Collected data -
++++++++

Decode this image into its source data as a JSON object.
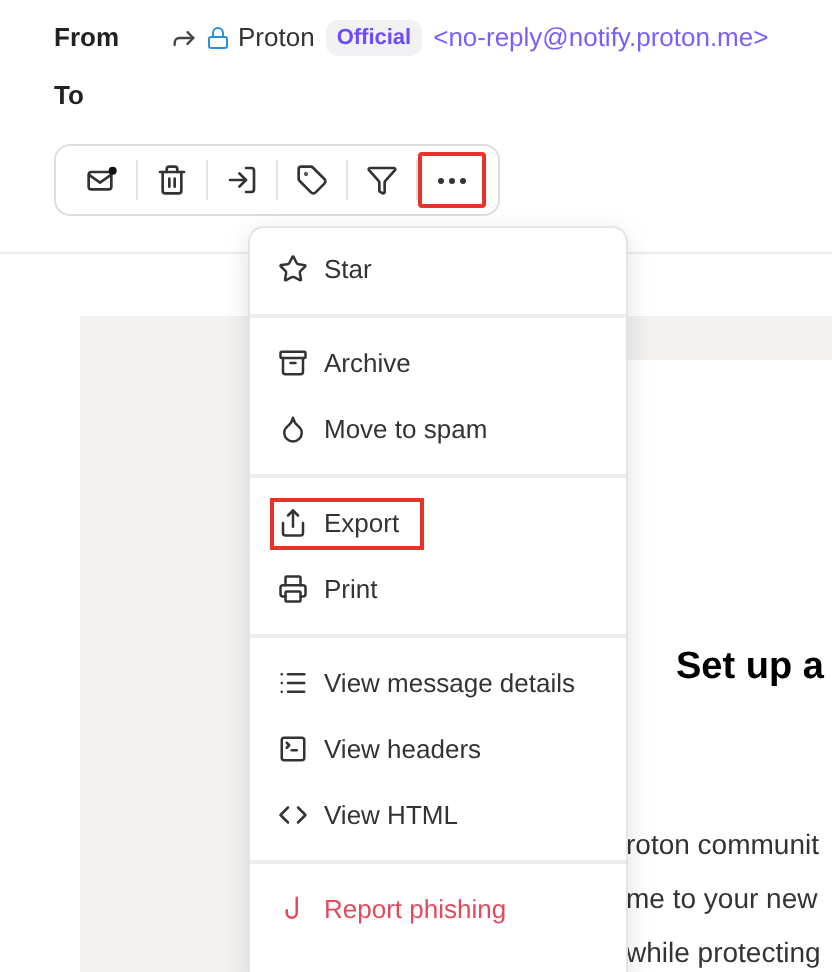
{
  "header": {
    "from_label": "From",
    "sender_name": "Proton",
    "badge": "Official",
    "sender_address": "<no-reply@notify.proton.me>",
    "to_label": "To"
  },
  "toolbar": [
    {
      "kind": "unread",
      "highlighted": false
    },
    {
      "kind": "trash",
      "highlighted": false
    },
    {
      "kind": "move",
      "highlighted": false
    },
    {
      "kind": "label",
      "highlighted": false
    },
    {
      "kind": "filter",
      "highlighted": false
    },
    {
      "kind": "more",
      "highlighted": true
    }
  ],
  "menu": {
    "sections": [
      [
        {
          "kind": "star",
          "label": "Star",
          "highlighted": false,
          "danger": false
        }
      ],
      [
        {
          "kind": "archive",
          "label": "Archive",
          "highlighted": false,
          "danger": false
        },
        {
          "kind": "spam",
          "label": "Move to spam",
          "highlighted": false,
          "danger": false
        }
      ],
      [
        {
          "kind": "export",
          "label": "Export",
          "highlighted": true,
          "danger": false
        },
        {
          "kind": "print",
          "label": "Print",
          "highlighted": false,
          "danger": false
        }
      ],
      [
        {
          "kind": "details",
          "label": "View message details",
          "highlighted": false,
          "danger": false
        },
        {
          "kind": "headers",
          "label": "View headers",
          "highlighted": false,
          "danger": false
        },
        {
          "kind": "html",
          "label": "View HTML",
          "highlighted": false,
          "danger": false
        }
      ],
      [
        {
          "kind": "phishing",
          "label": "Report phishing",
          "highlighted": false,
          "danger": true
        }
      ]
    ]
  },
  "message": {
    "heading": "Set up a",
    "lines": [
      "roton communit",
      "me to your new",
      "while protecting"
    ]
  }
}
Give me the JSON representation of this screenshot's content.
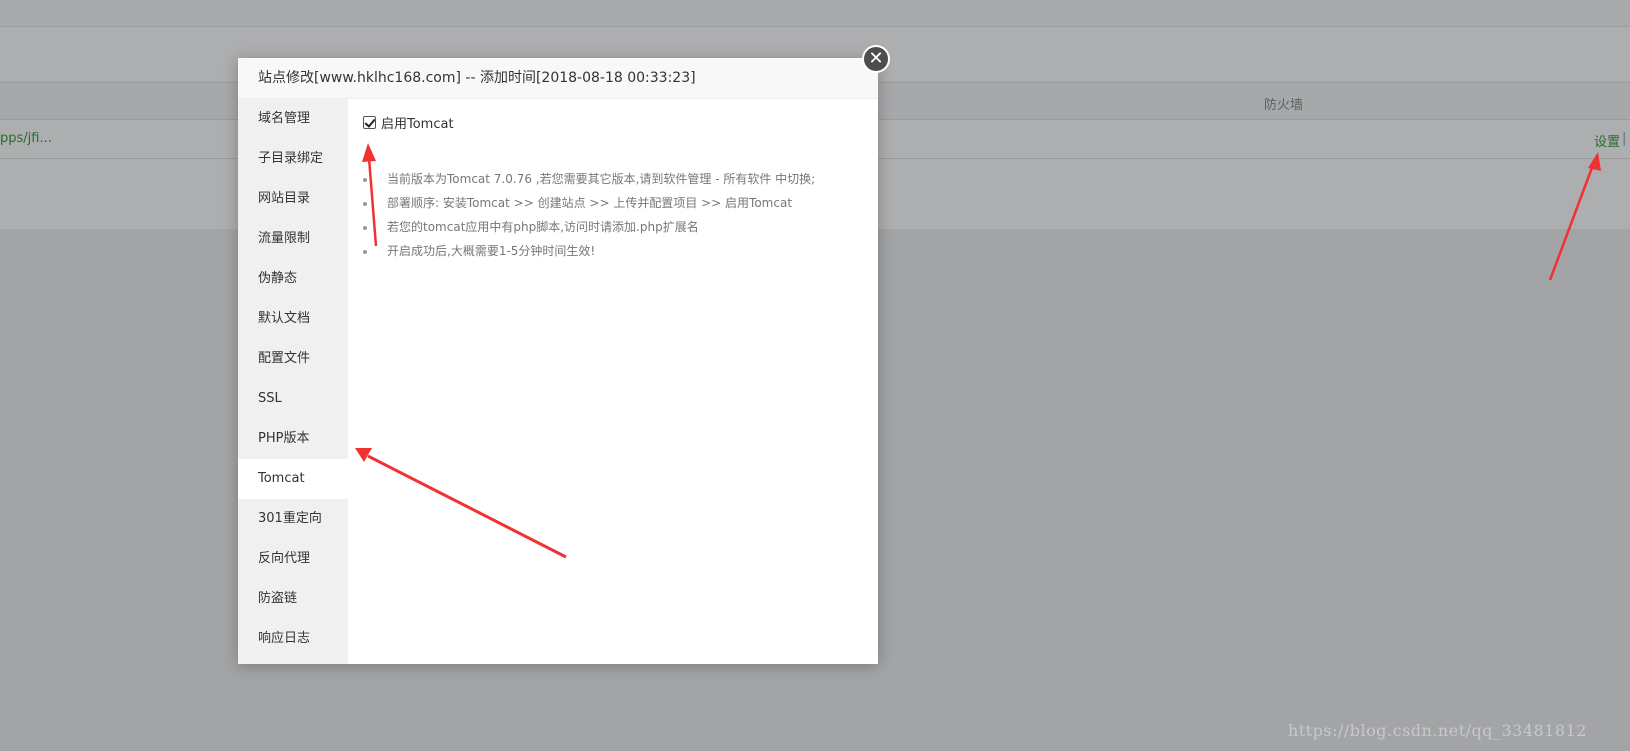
{
  "background": {
    "firewall_header": "防火墙",
    "site_path": "pps/jfi...",
    "settings_link": "设置",
    "separator": "|"
  },
  "modal": {
    "title": "站点修改[www.hklhc168.com] -- 添加时间[2018-08-18 00:33:23]",
    "close_icon": "close-icon",
    "sidebar": {
      "items": [
        {
          "label": "域名管理"
        },
        {
          "label": "子目录绑定"
        },
        {
          "label": "网站目录"
        },
        {
          "label": "流量限制"
        },
        {
          "label": "伪静态"
        },
        {
          "label": "默认文档"
        },
        {
          "label": "配置文件"
        },
        {
          "label": "SSL"
        },
        {
          "label": "PHP版本"
        },
        {
          "label": "Tomcat"
        },
        {
          "label": "301重定向"
        },
        {
          "label": "反向代理"
        },
        {
          "label": "防盗链"
        },
        {
          "label": "响应日志"
        }
      ],
      "active_index": 9
    },
    "content": {
      "enable_label": "启用Tomcat",
      "enable_checked": true,
      "tips": [
        "当前版本为Tomcat 7.0.76 ,若您需要其它版本,请到软件管理 - 所有软件 中切换;",
        "部署顺序: 安装Tomcat >> 创建站点 >> 上传并配置项目 >> 启用Tomcat",
        "若您的tomcat应用中有php脚本,访问时请添加.php扩展名",
        "开启成功后,大概需要1-5分钟时间生效!"
      ]
    }
  },
  "watermark": "https://blog.csdn.net/qq_33481812",
  "colors": {
    "overlay": "#a2a4a6",
    "arrow": "#f03232",
    "link_green": "#2c6b2e"
  }
}
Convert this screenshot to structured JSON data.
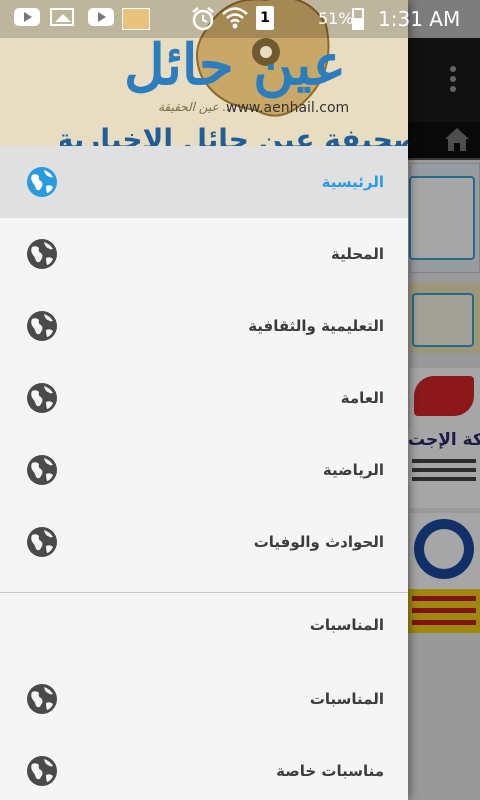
{
  "status_bar": {
    "battery_text": "51%",
    "time": "1:31 AM",
    "sim_slot": "1",
    "icons": [
      "youtube-icon",
      "gallery-icon",
      "youtube-icon",
      "app-thumbnail-icon",
      "alarm-icon",
      "wifi-icon",
      "sim-icon",
      "battery-icon"
    ]
  },
  "header": {
    "logo_text": "عين حائل",
    "url": "www.aenhail.com",
    "slogan": "عين الحقيقة ..",
    "banner": "صحيفة عين حائل الإخبارية"
  },
  "menu": {
    "items": [
      {
        "label": "الرئيسية",
        "icon": "globe-icon",
        "selected": true
      },
      {
        "label": "المحلية",
        "icon": "globe-icon"
      },
      {
        "label": "التعليمية والثقافية",
        "icon": "globe-icon"
      },
      {
        "label": "العامة",
        "icon": "globe-icon"
      },
      {
        "label": "الرياضية",
        "icon": "globe-icon"
      },
      {
        "label": "الحوادث والوفيات",
        "icon": "globe-icon"
      }
    ],
    "section_header": "المناسبات",
    "section_items": [
      {
        "label": "المناسبات",
        "icon": "globe-icon"
      },
      {
        "label": "مناسبات خاصة",
        "icon": "globe-icon"
      }
    ]
  },
  "background_app": {
    "ad_title": "شركة الإجت",
    "overflow_icon": "overflow-menu-icon",
    "home_icon": "home-icon"
  },
  "colors": {
    "accent": "#2a9be0",
    "drawer_bg": "#f5f5f5",
    "selected_bg": "#e0e0e0",
    "icon_gray": "#4a4a4a"
  }
}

++++++++

Return all lines containing "true".

Written solution -
      "highlighted": true
          "highlighted": true,
          "danger": true
      "enable_checked": true,
        "selected": true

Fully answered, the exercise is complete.